(Dataset records)

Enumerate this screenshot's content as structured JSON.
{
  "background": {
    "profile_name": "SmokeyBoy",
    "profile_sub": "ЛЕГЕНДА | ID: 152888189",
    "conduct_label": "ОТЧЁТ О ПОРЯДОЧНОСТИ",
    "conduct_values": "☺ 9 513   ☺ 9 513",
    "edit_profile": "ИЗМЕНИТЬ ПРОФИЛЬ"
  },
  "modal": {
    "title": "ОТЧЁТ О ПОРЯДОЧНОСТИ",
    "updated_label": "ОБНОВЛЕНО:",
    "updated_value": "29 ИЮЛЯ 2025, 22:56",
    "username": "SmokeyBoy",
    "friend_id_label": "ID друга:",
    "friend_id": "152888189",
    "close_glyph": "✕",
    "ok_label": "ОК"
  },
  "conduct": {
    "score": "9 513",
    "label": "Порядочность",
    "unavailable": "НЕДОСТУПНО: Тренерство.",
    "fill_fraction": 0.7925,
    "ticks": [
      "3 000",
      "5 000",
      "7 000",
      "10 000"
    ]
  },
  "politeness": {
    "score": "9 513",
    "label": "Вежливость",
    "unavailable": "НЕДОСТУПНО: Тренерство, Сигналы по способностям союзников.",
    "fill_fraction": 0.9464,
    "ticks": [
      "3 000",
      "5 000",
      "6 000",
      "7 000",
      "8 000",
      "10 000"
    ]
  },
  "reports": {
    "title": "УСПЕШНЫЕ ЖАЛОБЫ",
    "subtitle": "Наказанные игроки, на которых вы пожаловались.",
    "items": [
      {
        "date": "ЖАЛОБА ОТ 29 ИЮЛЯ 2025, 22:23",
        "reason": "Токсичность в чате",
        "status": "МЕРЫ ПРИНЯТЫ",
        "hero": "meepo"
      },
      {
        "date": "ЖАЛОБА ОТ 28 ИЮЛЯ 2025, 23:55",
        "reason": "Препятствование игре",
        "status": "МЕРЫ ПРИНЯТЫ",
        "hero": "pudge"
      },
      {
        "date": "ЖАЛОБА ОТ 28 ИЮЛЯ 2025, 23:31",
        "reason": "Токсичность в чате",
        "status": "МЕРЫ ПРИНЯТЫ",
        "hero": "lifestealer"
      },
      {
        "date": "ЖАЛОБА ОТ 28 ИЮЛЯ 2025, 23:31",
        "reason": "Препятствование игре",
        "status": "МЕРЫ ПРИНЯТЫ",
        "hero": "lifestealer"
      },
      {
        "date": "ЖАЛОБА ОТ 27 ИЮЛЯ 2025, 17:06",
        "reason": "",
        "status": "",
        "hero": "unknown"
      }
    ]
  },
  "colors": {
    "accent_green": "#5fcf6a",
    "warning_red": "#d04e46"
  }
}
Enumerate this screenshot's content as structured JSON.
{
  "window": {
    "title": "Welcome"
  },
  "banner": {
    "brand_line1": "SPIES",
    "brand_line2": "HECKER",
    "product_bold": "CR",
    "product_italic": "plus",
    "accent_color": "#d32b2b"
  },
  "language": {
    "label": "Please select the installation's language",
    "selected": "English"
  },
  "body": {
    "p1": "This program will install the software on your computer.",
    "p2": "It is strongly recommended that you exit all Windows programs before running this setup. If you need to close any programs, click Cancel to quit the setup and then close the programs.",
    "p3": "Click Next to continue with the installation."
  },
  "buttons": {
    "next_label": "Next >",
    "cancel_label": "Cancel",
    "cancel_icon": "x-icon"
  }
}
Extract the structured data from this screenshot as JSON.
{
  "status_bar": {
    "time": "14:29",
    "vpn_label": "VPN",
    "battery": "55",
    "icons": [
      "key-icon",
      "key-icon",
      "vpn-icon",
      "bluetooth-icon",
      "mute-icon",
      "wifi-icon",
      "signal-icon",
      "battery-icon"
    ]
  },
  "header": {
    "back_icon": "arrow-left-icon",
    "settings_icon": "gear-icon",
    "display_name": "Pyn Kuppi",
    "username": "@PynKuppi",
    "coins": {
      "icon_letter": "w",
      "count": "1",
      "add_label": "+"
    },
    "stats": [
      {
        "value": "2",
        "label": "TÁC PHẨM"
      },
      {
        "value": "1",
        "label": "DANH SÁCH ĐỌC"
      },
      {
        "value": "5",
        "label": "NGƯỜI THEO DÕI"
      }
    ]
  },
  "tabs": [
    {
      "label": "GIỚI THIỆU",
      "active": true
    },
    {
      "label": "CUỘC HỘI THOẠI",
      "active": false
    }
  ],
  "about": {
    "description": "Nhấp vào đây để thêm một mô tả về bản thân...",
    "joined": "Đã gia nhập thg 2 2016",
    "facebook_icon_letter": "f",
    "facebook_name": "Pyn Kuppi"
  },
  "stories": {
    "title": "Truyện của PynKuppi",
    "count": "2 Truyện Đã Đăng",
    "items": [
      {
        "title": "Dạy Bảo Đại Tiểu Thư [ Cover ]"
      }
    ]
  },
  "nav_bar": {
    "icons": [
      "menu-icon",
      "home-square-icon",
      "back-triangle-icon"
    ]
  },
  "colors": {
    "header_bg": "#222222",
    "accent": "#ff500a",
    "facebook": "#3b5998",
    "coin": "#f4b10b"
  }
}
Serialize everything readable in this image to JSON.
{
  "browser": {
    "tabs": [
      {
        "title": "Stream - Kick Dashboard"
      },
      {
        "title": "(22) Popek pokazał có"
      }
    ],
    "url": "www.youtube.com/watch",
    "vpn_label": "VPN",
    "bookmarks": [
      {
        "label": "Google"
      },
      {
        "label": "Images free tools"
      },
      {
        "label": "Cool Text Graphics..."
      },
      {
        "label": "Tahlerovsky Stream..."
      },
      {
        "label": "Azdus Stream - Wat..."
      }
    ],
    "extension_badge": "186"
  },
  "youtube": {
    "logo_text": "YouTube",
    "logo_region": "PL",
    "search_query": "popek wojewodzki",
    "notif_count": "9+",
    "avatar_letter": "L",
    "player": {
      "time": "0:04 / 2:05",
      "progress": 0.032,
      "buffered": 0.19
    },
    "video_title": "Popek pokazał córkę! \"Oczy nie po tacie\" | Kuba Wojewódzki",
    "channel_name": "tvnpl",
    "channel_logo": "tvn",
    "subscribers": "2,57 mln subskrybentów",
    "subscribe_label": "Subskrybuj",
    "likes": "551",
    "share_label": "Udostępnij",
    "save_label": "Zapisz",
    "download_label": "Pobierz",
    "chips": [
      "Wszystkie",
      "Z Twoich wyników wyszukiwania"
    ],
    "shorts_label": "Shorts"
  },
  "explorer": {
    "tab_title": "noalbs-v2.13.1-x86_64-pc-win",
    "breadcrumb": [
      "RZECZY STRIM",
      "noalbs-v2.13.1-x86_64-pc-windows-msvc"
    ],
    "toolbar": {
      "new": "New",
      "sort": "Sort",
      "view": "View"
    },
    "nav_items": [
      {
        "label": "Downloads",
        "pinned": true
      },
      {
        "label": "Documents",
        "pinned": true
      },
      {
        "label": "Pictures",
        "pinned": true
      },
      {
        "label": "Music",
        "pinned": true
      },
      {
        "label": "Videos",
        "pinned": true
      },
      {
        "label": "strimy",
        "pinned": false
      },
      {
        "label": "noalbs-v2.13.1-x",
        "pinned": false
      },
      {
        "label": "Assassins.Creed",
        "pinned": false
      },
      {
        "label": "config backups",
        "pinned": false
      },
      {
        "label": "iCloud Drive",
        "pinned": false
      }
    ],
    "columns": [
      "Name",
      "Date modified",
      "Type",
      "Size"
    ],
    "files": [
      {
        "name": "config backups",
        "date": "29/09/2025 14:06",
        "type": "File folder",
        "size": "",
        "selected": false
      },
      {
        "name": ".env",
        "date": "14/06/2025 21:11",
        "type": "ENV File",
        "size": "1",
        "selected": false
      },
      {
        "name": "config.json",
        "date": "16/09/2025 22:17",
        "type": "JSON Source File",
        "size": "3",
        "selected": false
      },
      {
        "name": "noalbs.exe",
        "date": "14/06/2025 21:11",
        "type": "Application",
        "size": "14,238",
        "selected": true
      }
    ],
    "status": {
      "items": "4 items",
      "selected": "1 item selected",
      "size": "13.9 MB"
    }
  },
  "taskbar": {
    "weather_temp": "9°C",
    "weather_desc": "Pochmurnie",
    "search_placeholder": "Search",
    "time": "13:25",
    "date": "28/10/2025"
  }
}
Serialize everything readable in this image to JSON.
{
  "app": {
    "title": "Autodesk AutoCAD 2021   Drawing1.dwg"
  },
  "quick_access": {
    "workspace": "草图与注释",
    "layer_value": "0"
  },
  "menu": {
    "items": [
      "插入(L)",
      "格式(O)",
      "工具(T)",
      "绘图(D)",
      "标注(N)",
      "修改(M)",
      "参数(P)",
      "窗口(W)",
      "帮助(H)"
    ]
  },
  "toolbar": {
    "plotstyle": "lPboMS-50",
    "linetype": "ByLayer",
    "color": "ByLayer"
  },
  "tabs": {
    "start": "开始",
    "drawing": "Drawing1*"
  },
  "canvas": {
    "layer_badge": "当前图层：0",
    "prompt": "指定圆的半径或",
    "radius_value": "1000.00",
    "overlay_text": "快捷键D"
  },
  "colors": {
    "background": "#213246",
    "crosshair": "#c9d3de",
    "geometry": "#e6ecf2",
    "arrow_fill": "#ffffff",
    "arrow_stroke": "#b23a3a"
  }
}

• _To do_:
Copy every line above that holds the word "ИЮЛЯ".

• _Answer below_:
    "updated_value": "29 ИЮЛЯ 2025, 22:56",
        "date": "ЖАЛОБА ОТ 29 ИЮЛЯ 2025, 22:23",
        "date": "ЖАЛОБА ОТ 28 ИЮЛЯ 2025, 23:55",
        "date": "ЖАЛОБА ОТ 28 ИЮЛЯ 2025, 23:31",
        "date": "ЖАЛОБА ОТ 28 ИЮЛЯ 2025, 23:31",
        "date": "ЖАЛОБА ОТ 27 ИЮЛЯ 2025, 17:06",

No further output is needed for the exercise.